··· PROVIDED INFORMATION
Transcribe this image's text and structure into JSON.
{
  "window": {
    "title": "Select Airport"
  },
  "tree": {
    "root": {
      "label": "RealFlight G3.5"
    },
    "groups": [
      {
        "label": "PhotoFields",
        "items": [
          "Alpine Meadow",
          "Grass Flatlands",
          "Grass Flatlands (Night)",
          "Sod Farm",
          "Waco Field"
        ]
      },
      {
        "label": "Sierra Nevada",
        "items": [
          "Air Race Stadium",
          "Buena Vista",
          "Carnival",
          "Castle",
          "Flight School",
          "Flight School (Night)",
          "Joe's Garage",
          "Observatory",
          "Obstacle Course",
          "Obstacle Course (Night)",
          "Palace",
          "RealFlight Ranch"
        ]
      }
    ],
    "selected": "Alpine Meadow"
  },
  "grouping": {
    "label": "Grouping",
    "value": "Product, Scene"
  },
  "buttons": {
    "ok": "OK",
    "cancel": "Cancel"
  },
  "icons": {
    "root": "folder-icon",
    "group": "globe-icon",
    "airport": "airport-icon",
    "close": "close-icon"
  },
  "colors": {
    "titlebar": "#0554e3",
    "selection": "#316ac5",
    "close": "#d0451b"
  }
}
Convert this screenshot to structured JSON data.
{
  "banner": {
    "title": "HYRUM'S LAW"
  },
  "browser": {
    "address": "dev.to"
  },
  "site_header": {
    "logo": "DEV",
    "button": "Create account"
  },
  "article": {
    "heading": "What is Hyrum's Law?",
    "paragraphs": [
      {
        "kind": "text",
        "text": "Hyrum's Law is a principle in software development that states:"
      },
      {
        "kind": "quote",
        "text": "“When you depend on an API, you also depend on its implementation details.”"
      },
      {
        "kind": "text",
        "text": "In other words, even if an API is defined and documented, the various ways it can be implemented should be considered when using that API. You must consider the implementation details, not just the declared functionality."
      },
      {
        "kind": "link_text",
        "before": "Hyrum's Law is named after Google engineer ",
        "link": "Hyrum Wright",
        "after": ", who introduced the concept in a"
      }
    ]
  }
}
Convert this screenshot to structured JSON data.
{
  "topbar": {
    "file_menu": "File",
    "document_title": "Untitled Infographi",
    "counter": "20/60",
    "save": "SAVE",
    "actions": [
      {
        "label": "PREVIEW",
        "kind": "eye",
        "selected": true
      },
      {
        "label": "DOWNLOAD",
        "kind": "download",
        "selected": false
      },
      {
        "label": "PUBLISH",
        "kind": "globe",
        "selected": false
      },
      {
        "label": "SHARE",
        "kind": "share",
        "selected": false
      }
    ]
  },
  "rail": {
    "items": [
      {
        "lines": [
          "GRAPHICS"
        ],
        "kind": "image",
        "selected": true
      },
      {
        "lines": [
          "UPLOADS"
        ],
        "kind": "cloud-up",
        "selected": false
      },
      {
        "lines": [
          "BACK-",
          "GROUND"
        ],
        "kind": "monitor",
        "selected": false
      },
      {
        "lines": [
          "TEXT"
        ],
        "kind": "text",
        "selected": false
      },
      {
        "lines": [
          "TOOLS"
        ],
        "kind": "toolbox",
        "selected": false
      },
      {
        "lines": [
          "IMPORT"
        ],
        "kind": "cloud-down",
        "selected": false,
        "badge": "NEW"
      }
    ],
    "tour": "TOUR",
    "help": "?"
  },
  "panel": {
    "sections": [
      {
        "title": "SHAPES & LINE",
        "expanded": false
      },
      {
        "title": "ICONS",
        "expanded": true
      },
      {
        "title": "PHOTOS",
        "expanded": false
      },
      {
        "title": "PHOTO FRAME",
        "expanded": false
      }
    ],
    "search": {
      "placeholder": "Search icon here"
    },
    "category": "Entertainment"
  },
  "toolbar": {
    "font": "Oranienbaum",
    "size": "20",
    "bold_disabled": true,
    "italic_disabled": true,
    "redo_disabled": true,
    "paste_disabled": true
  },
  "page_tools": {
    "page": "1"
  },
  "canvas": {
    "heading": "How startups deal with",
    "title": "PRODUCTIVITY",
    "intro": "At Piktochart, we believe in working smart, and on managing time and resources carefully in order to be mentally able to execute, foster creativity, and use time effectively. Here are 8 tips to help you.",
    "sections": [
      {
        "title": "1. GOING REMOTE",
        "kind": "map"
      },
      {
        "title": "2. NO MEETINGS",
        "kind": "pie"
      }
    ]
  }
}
······
WRITTEN EXERCISE >> Your task is to quote all of the data word for word.

RESULT OF THIS TASK >>
Transcribe this image's text and structure into JSON.
{
  "window": {
    "title": "Select Airport"
  },
  "tree": {
    "root": {
      "label": "RealFlight G3.5"
    },
    "groups": [
      {
        "label": "PhotoFields",
        "items": [
          "Alpine Meadow",
          "Grass Flatlands",
          "Grass Flatlands (Night)",
          "Sod Farm",
          "Waco Field"
        ]
      },
      {
        "label": "Sierra Nevada",
        "items": [
          "Air Race Stadium",
          "Buena Vista",
          "Carnival",
          "Castle",
          "Flight School",
          "Flight School (Night)",
          "Joe's Garage",
          "Observatory",
          "Obstacle Course",
          "Obstacle Course (Night)",
          "Palace",
          "RealFlight Ranch"
        ]
      }
    ],
    "selected": "Alpine Meadow"
  },
  "grouping": {
    "label": "Grouping",
    "value": "Product, Scene"
  },
  "buttons": {
    "ok": "OK",
    "cancel": "Cancel"
  },
  "icons": {
    "root": "folder-icon",
    "group": "globe-icon",
    "airport": "airport-icon",
    "close": "close-icon"
  },
  "colors": {
    "titlebar": "#0554e3",
    "selection": "#316ac5",
    "close": "#d0451b"
  }
}
Convert this screenshot to structured JSON data.
{
  "banner": {
    "title": "HYRUM'S LAW"
  },
  "browser": {
    "address": "dev.to"
  },
  "site_header": {
    "logo": "DEV",
    "button": "Create account"
  },
  "article": {
    "heading": "What is Hyrum's Law?",
    "paragraphs": [
      {
        "kind": "text",
        "text": "Hyrum's Law is a principle in software development that states:"
      },
      {
        "kind": "quote",
        "text": "“When you depend on an API, you also depend on its implementation details.”"
      },
      {
        "kind": "text",
        "text": "In other words, even if an API is defined and documented, the various ways it can be implemented should be considered when using that API. You must consider the implementation details, not just the declared functionality."
      },
      {
        "kind": "link_text",
        "before": "Hyrum's Law is named after Google engineer ",
        "link": "Hyrum Wright",
        "after": ", who introduced the concept in a"
      }
    ]
  }
}
Convert this screenshot to structured JSON data.
{
  "topbar": {
    "file_menu": "File",
    "document_title": "Untitled Infographi",
    "counter": "20/60",
    "save": "SAVE",
    "actions": [
      {
        "label": "PREVIEW",
        "kind": "eye",
        "selected": true
      },
      {
        "label": "DOWNLOAD",
        "kind": "download",
        "selected": false
      },
      {
        "label": "PUBLISH",
        "kind": "globe",
        "selected": false
      },
      {
        "label": "SHARE",
        "kind": "share",
        "selected": false
      }
    ]
  },
  "rail": {
    "items": [
      {
        "lines": [
          "GRAPHICS"
        ],
        "kind": "image",
        "selected": true
      },
      {
        "lines": [
          "UPLOADS"
        ],
        "kind": "cloud-up",
        "selected": false
      },
      {
        "lines": [
          "BACK-",
          "GROUND"
        ],
        "kind": "monitor",
        "selected": false
      },
      {
        "lines": [
          "TEXT"
        ],
        "kind": "text",
        "selected": false
      },
      {
        "lines": [
          "TOOLS"
        ],
        "kind": "toolbox",
        "selected": false
      },
      {
        "lines": [
          "IMPORT"
        ],
        "kind": "cloud-down",
        "selected": false,
        "badge": "NEW"
      }
    ],
    "tour": "TOUR",
    "help": "?"
  },
  "panel": {
    "sections": [
      {
        "title": "SHAPES & LINE",
        "expanded": false
      },
      {
        "title": "ICONS",
        "expanded": true
      },
      {
        "title": "PHOTOS",
        "expanded": false
      },
      {
        "title": "PHOTO FRAME",
        "expanded": false
      }
    ],
    "search": {
      "placeholder": "Search icon here"
    },
    "category": "Entertainment"
  },
  "toolbar": {
    "font": "Oranienbaum",
    "size": "20",
    "bold_disabled": true,
    "italic_disabled": true,
    "redo_disabled": true,
    "paste_disabled": true
  },
  "page_tools": {
    "page": "1"
  },
  "canvas": {
    "heading": "How startups deal with",
    "title": "PRODUCTIVITY",
    "intro": "At Piktochart, we believe in working smart, and on managing time and resources carefully in order to be mentally able to execute, foster creativity, and use time effectively. Here are 8 tips to help you.",
    "sections": [
      {
        "title": "1. GOING REMOTE",
        "kind": "map"
      },
      {
        "title": "2. NO MEETINGS",
        "kind": "pie"
      }
    ]
  }
}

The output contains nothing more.